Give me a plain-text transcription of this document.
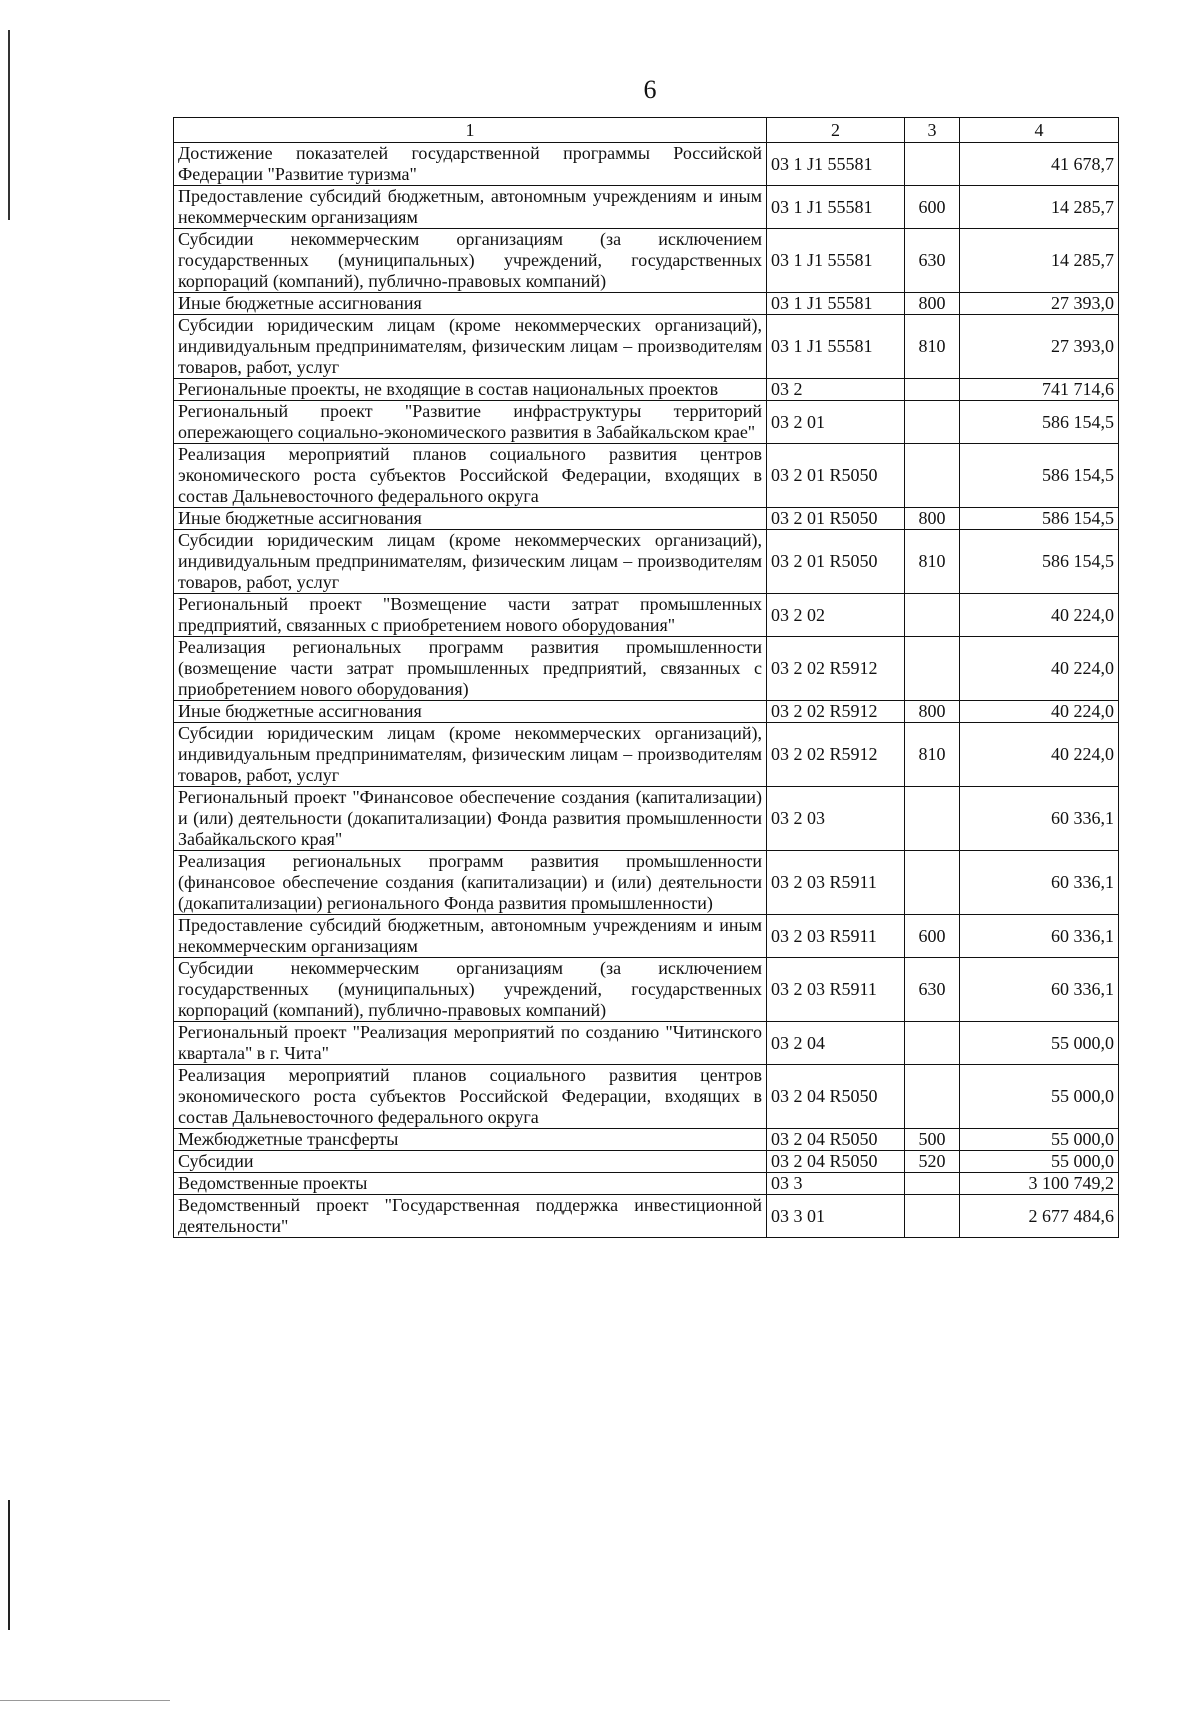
6
1	2	3	4
Достижение показателей государственной программы Российской Федерации "Развитие туризма"	03 1 J1 55581		41 678,7
Предоставление субсидий бюджетным, автономным учреждениям и иным некоммерческим организациям	03 1 J1 55581	600	14 285,7
Субсидии некоммерческим организациям (за исключением государственных (муниципальных) учреждений, государственных корпораций (компаний), публично-правовых компаний)	03 1 J1 55581	630	14 285,7
Иные бюджетные ассигнования	03 1 J1 55581	800	27 393,0
Субсидии юридическим лицам (кроме некоммерческих организаций), индивидуальным предпринимателям, физическим лицам – производителям товаров, работ, услуг	03 1 J1 55581	810	27 393,0
Региональные проекты, не входящие в состав национальных проектов	03 2		741 714,6
Региональный проект "Развитие инфраструктуры территорий опережающего социально-экономического развития в Забайкальском крае"	03 2 01		586 154,5
Реализация мероприятий планов социального развития центров экономического роста субъектов Российской Федерации, входящих в состав Дальневосточного федерального округа	03 2 01 R5050		586 154,5
Иные бюджетные ассигнования	03 2 01 R5050	800	586 154,5
Субсидии юридическим лицам (кроме некоммерческих организаций), индивидуальным предпринимателям, физическим лицам – производителям товаров, работ, услуг	03 2 01 R5050	810	586 154,5
Региональный проект "Возмещение части затрат промышленных предприятий, связанных с приобретением нового оборудования"	03 2 02		40 224,0
Реализация региональных программ развития промышленности (возмещение части затрат промышленных предприятий, связанных с приобретением нового оборудования)	03 2 02 R5912		40 224,0
Иные бюджетные ассигнования	03 2 02 R5912	800	40 224,0
Субсидии юридическим лицам (кроме некоммерческих организаций), индивидуальным предпринимателям, физическим лицам – производителям товаров, работ, услуг	03 2 02 R5912	810	40 224,0
Региональный проект "Финансовое обеспечение создания (капитализации) и (или) деятельности (докапитализации) Фонда развития промышленности Забайкальского края"	03 2 03		60 336,1
Реализация региональных программ развития промышленности (финансовое обеспечение создания (капитализации) и (или) деятельности (докапитализации) регионального Фонда развития промышленности)	03 2 03 R5911		60 336,1
Предоставление субсидий бюджетным, автономным учреждениям и иным некоммерческим организациям	03 2 03 R5911	600	60 336,1
Субсидии некоммерческим организациям (за исключением государственных (муниципальных) учреждений, государственных корпораций (компаний), публично-правовых компаний)	03 2 03 R5911	630	60 336,1
Региональный проект "Реализация мероприятий по созданию "Читинского квартала" в г. Чита"	03 2 04		55 000,0
Реализация мероприятий планов социального развития центров экономического роста субъектов Российской Федерации, входящих в состав Дальневосточного федерального округа	03 2 04 R5050		55 000,0
Межбюджетные трансферты	03 2 04 R5050	500	55 000,0
Субсидии	03 2 04 R5050	520	55 000,0
Ведомственные проекты	03 3		3 100 749,2
Ведомственный проект "Государственная поддержка инвестиционной деятельности"	03 3 01		2 677 484,6
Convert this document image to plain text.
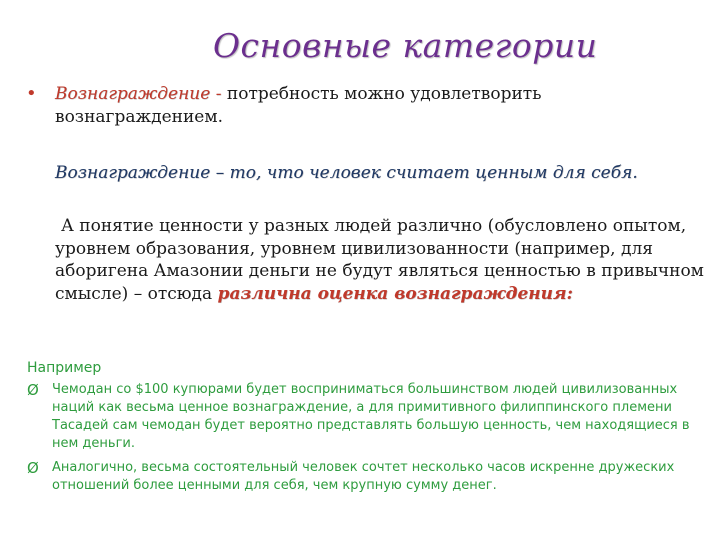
Основные категории
• Вознаграждение - потребность можно удовлетворить
вознаграждением.
Вознаграждение – то, что человек считает ценным для себя.
А понятие ценности у разных людей различно (обусловлено опытом, уровнем образования, уровнем цивилизованности (например, для аборигена Амазонии деньги не будут являться ценностью в привычном смысле) – отсюда различна оценка вознаграждения:
Например
Ø Чемодан со $100 купюрами будет восприниматься большинством людей цивилизованных наций как весьма ценное вознаграждение, а для примитивного филиппинского племени Тасадей сам чемодан будет вероятно представлять большую ценность, чем находящиеся в нем деньги.
Ø Аналогично, весьма состоятельный человек сочтет несколько часов искренне дружеских отношений более ценными для себя, чем крупную сумму денег.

--------------------------------

Output exactly the lines from the line with "Convert this document image to plain text." to the last line of the records, including both, and leave every picture out.

Convert this document image to plain text.
Основные категории
• Вознаграждение - потребность можно удовлетворить
вознаграждением.
Вознаграждение – то, что человек считает ценным для себя.
А понятие ценности у разных людей различно (обусловлено опытом, уровнем образования, уровнем цивилизованности (например, для аборигена Амазонии деньги не будут являться ценностью в привычном смысле) – отсюда различна оценка вознаграждения:
Например
Ø Чемодан со $100 купюрами будет восприниматься большинством людей цивилизованных наций как весьма ценное вознаграждение, а для примитивного филиппинского племени Тасадей сам чемодан будет вероятно представлять большую ценность, чем находящиеся в нем деньги.
Ø Аналогично, весьма состоятельный человек сочтет несколько часов искренне дружеских отношений более ценными для себя, чем крупную сумму денег.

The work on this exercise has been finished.